**WRITTEN INSTRUCTION:** Check each line for the string "name". Give only the count of lines that have it.

**SUPPLIED MATERIAL:**
┄┄┄┄┄┄┄┄┄┄┄┄┄┄┄┄┄┄┄┄

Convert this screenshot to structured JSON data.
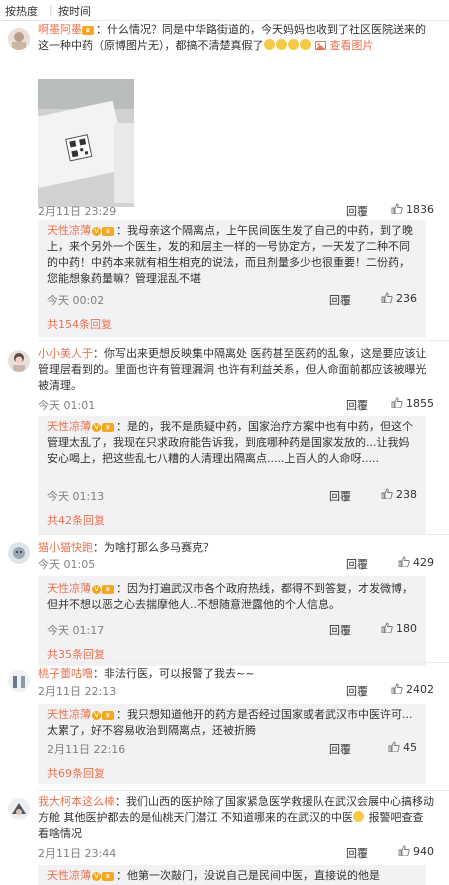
{
  "sort": {
    "hot": "按热度",
    "time": "按时间"
  },
  "colors": {
    "accent": "#eb7350",
    "sub_bg": "#f2f2f5"
  },
  "comments": [
    {
      "user": "啊墨阿墨",
      "text": "：什么情况？同是中华路街道的，今天妈妈也收到了社区医院送来的这一种中药（原博图片无），都搞不清楚真假了",
      "link": "查看图片",
      "time": "2月11日 23:29",
      "reply": "回覆",
      "likes": "1836",
      "photo_text": "一号协定方",
      "photo_text2": "请使用微信扫描二维码查看",
      "photo_text3": "武汉"
    },
    {
      "user": "天性凉薄",
      "text": "：我母亲这个隔离点，上午民间医生发了自己的中药，到了晚上，来个另外一个医生，发的和层主一样的一号协定方，一天发了二种不同的中药！中药本来就有相生相克的说法，而且剂量多少也很重要！二份药，您能想象药量嘛？管理混乱不堪",
      "time": "今天 00:02",
      "reply": "回覆",
      "likes": "236",
      "more": "共154条回复"
    },
    {
      "user": "小小美人于",
      "text": "：你写出来更想反映集中隔离处 医药甚至医药的乱象，这是要应该让管理层看到的。里面也许有管理漏洞 也许有利益关系，但人命面前都应该被曝光被清理。",
      "time": "今天 01:01",
      "reply": "回覆",
      "likes": "1855"
    },
    {
      "user": "天性凉薄",
      "text": "：是的，我不是质疑中药，国家治疗方案中也有中药，但这个管理太乱了，我现在只求政府能告诉我，到底哪种药是国家发放的...让我妈安心喝上，把这些乱七八糟的人清理出隔离点.....上百人的人命呀.....",
      "time": "今天 01:13",
      "reply": "回覆",
      "likes": "238",
      "more": "共42条回复"
    },
    {
      "user": "猫小猫快跑",
      "text": "：为啥打那么多马赛克？",
      "time": "今天 01:05",
      "reply": "回覆",
      "likes": "429"
    },
    {
      "user": "天性凉薄",
      "text": "：因为打遍武汉市各个政府热线，都得不到答复，才发微博，但并不想以恶之心去揣摩他人..不想随意泄露他的个人信息。",
      "time": "今天 01:17",
      "reply": "回覆",
      "likes": "180",
      "more": "共35条回复"
    },
    {
      "user": "桃子蕾咕噜",
      "text": "：非法行医，可以报警了我去~~",
      "time": "2月11日 22:13",
      "reply": "回覆",
      "likes": "2402"
    },
    {
      "user": "天性凉薄",
      "text": "：我只想知道他开的药方是否经过国家或者武汉市中医许可...太累了，好不容易收治到隔离点，还被折腾",
      "time": "2月11日 22:16",
      "reply": "回覆",
      "likes": "45",
      "more": "共69条回复"
    },
    {
      "user": "我大柯本这么棒",
      "text": "：我们山西的医护除了国家紧急医学救援队在武汉会展中心搞移动方舱 其他医护都去的是仙桃天门潜江 不知道哪来的在武汉的中医",
      "text2": "报警吧查查看啥情况",
      "time": "2月11日 23:44",
      "reply": "回覆",
      "likes": "940"
    },
    {
      "user": "天性凉薄",
      "text": "：他第一次敲门，没说自己是民间中医，直接说的他是"
    }
  ]
}
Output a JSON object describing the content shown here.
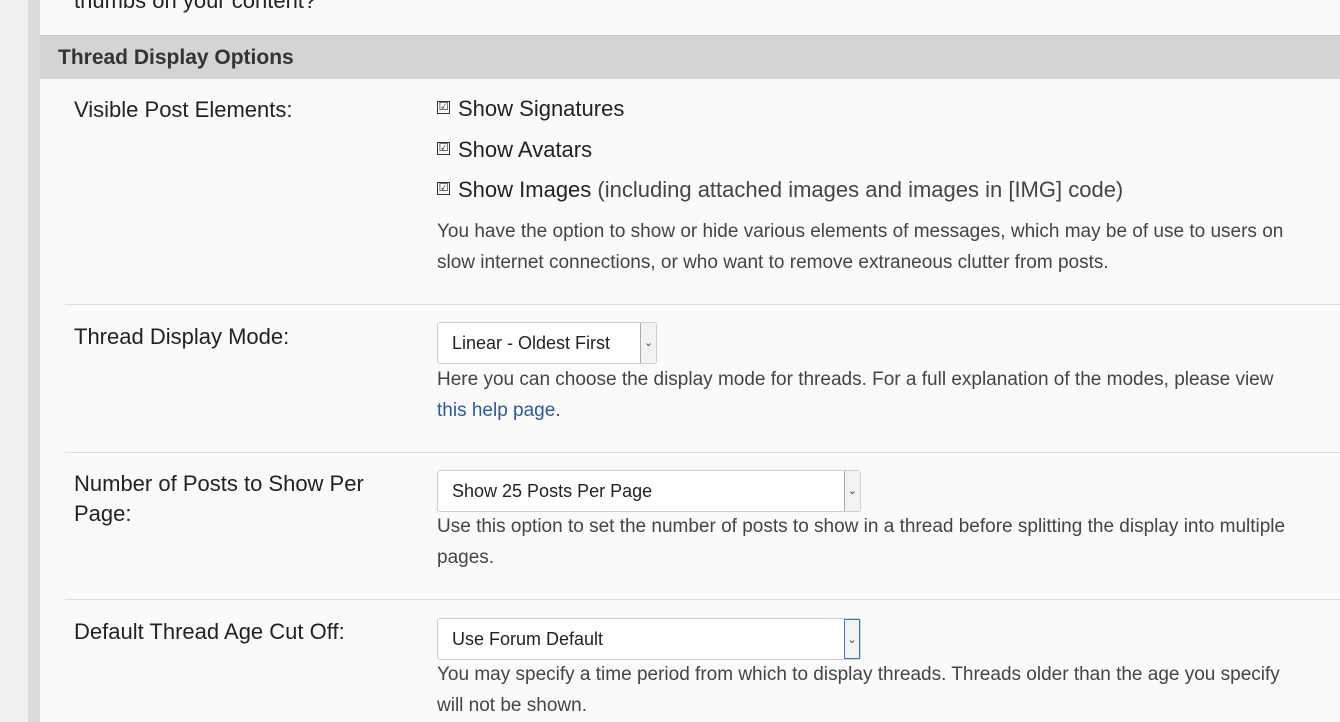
{
  "prev_question_text": "thumbs on your content?",
  "section": {
    "title": "Thread Display Options"
  },
  "visible_elements": {
    "label": "Visible Post Elements:",
    "options": [
      {
        "label": "Show Signatures",
        "note": "",
        "checked": true
      },
      {
        "label": "Show Avatars",
        "note": "",
        "checked": true
      },
      {
        "label": "Show Images",
        "note": "(including attached images and images in [IMG] code)",
        "checked": true
      }
    ],
    "check_glyph": "☑",
    "description": "You have the option to show or hide various elements of messages, which may be of use to users on slow internet connections, or who want to remove extraneous clutter from posts."
  },
  "display_mode": {
    "label": "Thread Display Mode:",
    "selected": "Linear - Oldest First",
    "description_prefix": "Here you can choose the display mode for threads. For a full explanation of the modes, please view ",
    "help_link": "this help page",
    "description_suffix": "."
  },
  "posts_per_page": {
    "label": "Number of Posts to Show Per Page:",
    "selected": "Show 25 Posts Per Page",
    "description": "Use this option to set the number of posts to show in a thread before splitting the display into multiple pages."
  },
  "age_cutoff": {
    "label": "Default Thread Age Cut Off:",
    "selected": "Use Forum Default",
    "description": "You may specify a time period from which to display threads. Threads older than the age you specify will not be shown."
  },
  "icons": {
    "dropdown_arrow": "⌄"
  }
}
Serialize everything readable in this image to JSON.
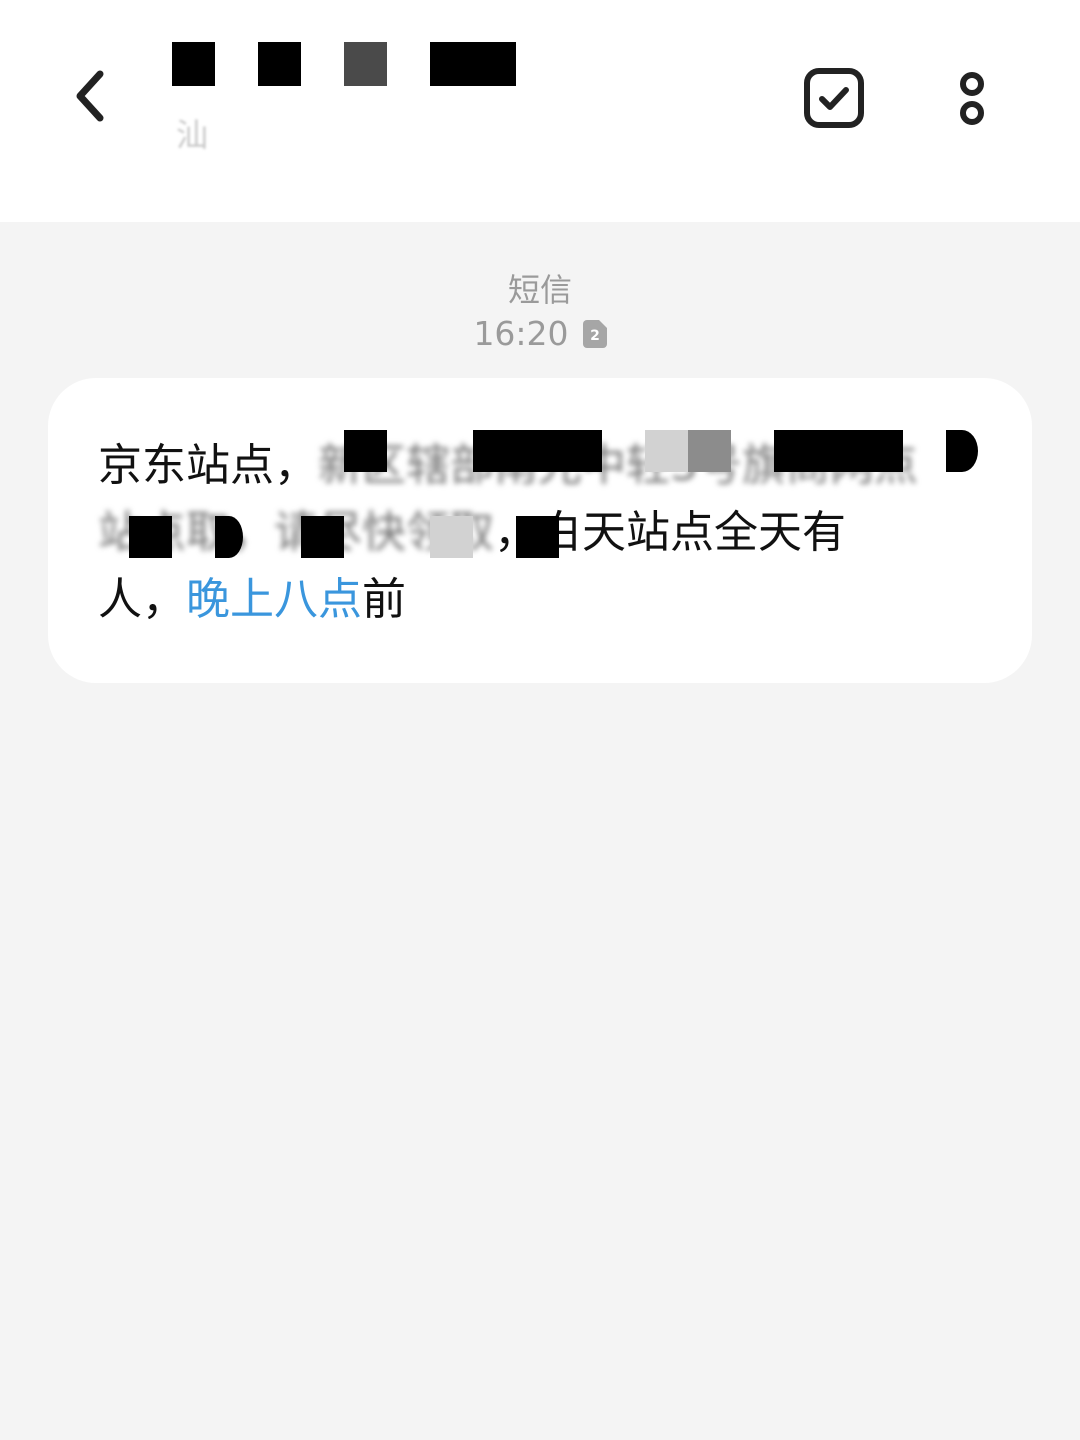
{
  "header": {
    "back_icon": "chevron-left-icon",
    "title": "",
    "subtitle_fragment": "汕",
    "actions": [
      {
        "name": "select-messages",
        "icon": "check-square-icon"
      },
      {
        "name": "more-options",
        "icon": "vertical-dots-icon"
      }
    ]
  },
  "conversation": {
    "channel_label": "短信",
    "time": "16:20",
    "sim_badge": "2",
    "message": {
      "line1_visible": "京东站点，",
      "line1_obscured": "新区辖部南光中轻3号旗商网点",
      "line2_obscured_a": "站点取",
      "line2_obscured_b": "，请尽快领取",
      "line2_visible": "，白天站点全天有",
      "line3_prefix": "人，",
      "line3_link": "晚上八点",
      "line3_suffix": "前"
    }
  },
  "colors": {
    "header_bg": "#ffffff",
    "page_bg": "#f4f4f4",
    "bubble_bg": "#ffffff",
    "link": "#3a96dd",
    "meta_text": "#9a9a9a"
  }
}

┄┄┄┄┄┄┄┄┄┄┄┄┄┄┄┄┄┄┄┄

**SOLVED PROBLEM:** 2